* **Given problem**
Work through the records below and tally every line containing "this". Reply with the total alone.

* **Provided information**
####################

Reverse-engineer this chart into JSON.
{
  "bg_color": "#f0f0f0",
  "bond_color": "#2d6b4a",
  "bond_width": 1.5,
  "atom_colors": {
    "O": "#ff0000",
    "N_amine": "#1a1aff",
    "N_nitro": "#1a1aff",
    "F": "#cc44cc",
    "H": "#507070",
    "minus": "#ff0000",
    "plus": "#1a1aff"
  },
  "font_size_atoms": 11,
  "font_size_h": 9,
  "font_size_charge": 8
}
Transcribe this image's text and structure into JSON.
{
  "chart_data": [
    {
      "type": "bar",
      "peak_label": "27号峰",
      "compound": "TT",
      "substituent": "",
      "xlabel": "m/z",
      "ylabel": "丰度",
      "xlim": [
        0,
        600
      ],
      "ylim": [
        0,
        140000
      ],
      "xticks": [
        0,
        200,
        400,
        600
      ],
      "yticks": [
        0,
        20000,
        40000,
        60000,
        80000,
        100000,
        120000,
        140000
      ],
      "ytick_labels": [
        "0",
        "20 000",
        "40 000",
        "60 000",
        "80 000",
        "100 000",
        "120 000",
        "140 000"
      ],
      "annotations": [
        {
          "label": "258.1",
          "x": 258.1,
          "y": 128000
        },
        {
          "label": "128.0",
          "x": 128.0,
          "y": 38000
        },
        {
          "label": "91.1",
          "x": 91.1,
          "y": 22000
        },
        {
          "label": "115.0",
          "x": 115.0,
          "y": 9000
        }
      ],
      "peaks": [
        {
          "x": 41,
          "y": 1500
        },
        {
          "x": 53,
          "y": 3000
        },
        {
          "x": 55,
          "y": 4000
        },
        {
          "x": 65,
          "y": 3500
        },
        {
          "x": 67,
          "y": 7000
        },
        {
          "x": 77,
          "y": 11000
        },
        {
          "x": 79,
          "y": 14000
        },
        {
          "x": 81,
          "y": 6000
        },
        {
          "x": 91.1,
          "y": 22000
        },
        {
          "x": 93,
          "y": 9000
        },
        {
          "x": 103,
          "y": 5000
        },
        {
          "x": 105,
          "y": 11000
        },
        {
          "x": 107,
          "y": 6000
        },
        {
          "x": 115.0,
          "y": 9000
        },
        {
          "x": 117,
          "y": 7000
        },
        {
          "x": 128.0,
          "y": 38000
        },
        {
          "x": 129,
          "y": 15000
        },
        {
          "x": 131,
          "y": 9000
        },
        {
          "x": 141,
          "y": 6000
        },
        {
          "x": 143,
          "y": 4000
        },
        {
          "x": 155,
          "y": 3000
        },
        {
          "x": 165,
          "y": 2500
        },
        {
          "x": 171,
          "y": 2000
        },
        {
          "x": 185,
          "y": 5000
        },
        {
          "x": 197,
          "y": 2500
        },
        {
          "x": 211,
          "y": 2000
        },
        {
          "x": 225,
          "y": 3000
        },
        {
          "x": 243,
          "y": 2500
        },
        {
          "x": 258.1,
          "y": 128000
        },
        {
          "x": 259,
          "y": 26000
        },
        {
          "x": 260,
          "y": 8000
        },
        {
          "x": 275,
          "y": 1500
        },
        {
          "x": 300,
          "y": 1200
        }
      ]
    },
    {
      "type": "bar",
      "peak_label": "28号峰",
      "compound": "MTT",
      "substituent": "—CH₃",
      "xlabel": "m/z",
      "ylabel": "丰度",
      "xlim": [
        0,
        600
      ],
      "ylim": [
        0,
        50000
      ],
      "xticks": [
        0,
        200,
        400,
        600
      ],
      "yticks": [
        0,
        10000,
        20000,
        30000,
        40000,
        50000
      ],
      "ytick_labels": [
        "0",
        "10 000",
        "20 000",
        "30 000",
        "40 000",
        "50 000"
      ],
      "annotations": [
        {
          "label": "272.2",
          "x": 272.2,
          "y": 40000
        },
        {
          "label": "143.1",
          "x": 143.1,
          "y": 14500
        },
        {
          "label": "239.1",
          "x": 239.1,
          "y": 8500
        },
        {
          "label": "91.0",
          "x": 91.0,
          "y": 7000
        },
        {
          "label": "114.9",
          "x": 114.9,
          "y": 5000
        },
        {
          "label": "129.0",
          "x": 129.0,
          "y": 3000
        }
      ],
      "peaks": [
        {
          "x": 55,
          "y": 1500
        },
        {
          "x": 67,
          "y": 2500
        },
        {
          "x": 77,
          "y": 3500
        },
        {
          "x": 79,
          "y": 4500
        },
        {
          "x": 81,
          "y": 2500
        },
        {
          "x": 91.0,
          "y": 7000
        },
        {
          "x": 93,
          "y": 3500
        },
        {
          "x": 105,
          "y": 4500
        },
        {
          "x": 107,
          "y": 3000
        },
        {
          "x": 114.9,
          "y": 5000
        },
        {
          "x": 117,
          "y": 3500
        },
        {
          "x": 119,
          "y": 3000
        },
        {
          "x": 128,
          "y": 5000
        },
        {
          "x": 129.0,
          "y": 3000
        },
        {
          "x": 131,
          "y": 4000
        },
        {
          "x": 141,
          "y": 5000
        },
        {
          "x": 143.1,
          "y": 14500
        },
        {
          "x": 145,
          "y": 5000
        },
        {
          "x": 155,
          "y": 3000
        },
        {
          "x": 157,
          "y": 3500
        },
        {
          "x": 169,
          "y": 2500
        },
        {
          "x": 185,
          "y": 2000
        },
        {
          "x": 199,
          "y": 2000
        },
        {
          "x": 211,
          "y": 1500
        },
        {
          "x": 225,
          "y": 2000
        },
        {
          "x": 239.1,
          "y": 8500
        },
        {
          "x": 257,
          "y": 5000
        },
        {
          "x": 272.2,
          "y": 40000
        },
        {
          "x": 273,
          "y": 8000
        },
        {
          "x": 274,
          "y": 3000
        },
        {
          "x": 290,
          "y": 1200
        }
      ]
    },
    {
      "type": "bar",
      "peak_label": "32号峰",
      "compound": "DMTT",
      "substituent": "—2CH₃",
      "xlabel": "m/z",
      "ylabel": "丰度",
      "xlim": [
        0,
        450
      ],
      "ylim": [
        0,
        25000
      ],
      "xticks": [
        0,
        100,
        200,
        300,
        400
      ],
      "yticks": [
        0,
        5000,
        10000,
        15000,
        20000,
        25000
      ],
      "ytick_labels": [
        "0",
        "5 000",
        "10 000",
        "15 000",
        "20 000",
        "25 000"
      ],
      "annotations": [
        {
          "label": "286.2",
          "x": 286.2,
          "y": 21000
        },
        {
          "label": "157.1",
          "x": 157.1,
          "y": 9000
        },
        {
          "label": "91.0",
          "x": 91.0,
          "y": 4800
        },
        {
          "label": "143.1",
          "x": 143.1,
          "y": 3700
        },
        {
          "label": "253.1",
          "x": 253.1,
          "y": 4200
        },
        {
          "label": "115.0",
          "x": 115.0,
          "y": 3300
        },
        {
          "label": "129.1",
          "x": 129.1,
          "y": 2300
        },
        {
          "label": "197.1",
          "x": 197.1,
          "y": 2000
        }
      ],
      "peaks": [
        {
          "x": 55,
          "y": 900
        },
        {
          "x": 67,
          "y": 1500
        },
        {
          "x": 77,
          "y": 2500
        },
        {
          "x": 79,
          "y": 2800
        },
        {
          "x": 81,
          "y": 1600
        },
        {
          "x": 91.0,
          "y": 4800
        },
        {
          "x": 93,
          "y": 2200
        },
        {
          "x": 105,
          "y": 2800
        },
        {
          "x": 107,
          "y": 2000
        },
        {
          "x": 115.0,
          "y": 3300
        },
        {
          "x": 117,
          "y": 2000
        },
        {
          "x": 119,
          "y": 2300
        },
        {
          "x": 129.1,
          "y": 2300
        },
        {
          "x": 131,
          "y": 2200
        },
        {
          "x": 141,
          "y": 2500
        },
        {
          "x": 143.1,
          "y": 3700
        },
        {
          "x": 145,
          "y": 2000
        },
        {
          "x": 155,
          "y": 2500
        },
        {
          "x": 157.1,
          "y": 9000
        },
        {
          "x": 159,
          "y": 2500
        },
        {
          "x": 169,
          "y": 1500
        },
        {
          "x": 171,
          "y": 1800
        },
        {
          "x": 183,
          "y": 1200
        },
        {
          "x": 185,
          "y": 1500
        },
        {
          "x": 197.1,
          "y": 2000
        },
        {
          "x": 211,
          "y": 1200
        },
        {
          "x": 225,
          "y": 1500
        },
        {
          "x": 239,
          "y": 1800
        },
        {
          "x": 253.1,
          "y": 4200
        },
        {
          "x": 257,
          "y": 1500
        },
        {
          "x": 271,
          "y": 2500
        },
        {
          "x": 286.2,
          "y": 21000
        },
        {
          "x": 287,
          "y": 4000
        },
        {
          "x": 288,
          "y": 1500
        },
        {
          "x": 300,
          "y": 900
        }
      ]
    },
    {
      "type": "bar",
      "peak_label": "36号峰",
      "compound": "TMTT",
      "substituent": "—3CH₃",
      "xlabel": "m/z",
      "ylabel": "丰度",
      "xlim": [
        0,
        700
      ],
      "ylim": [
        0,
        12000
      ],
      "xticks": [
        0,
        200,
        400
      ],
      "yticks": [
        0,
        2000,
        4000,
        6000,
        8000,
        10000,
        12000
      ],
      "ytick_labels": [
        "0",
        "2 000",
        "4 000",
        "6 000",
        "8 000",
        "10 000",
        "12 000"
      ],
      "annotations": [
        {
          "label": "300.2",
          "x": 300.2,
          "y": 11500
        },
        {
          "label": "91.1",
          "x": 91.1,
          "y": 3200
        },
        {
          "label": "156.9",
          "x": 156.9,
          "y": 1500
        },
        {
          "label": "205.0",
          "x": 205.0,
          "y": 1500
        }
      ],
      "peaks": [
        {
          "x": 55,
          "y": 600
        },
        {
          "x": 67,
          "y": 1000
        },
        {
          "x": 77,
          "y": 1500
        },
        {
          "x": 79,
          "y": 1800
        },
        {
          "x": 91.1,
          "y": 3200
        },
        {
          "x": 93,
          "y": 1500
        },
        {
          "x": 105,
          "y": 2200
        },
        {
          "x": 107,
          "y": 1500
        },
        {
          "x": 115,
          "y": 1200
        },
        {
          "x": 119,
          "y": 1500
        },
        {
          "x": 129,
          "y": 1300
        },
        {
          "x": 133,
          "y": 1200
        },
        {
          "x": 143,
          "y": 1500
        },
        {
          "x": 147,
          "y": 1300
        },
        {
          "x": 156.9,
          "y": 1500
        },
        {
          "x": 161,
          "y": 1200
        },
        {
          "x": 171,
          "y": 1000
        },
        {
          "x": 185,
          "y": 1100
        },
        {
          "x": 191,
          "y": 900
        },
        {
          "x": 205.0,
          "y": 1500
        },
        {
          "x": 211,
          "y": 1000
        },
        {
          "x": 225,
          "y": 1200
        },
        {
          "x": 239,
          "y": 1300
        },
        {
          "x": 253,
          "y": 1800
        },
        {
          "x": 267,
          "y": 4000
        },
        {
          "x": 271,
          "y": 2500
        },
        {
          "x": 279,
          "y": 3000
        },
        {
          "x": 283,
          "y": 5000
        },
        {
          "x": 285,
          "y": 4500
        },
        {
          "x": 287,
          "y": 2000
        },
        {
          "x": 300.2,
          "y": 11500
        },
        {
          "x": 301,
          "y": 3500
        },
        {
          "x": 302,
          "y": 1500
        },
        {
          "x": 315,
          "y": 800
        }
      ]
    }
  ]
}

####################

* **Completed task**
2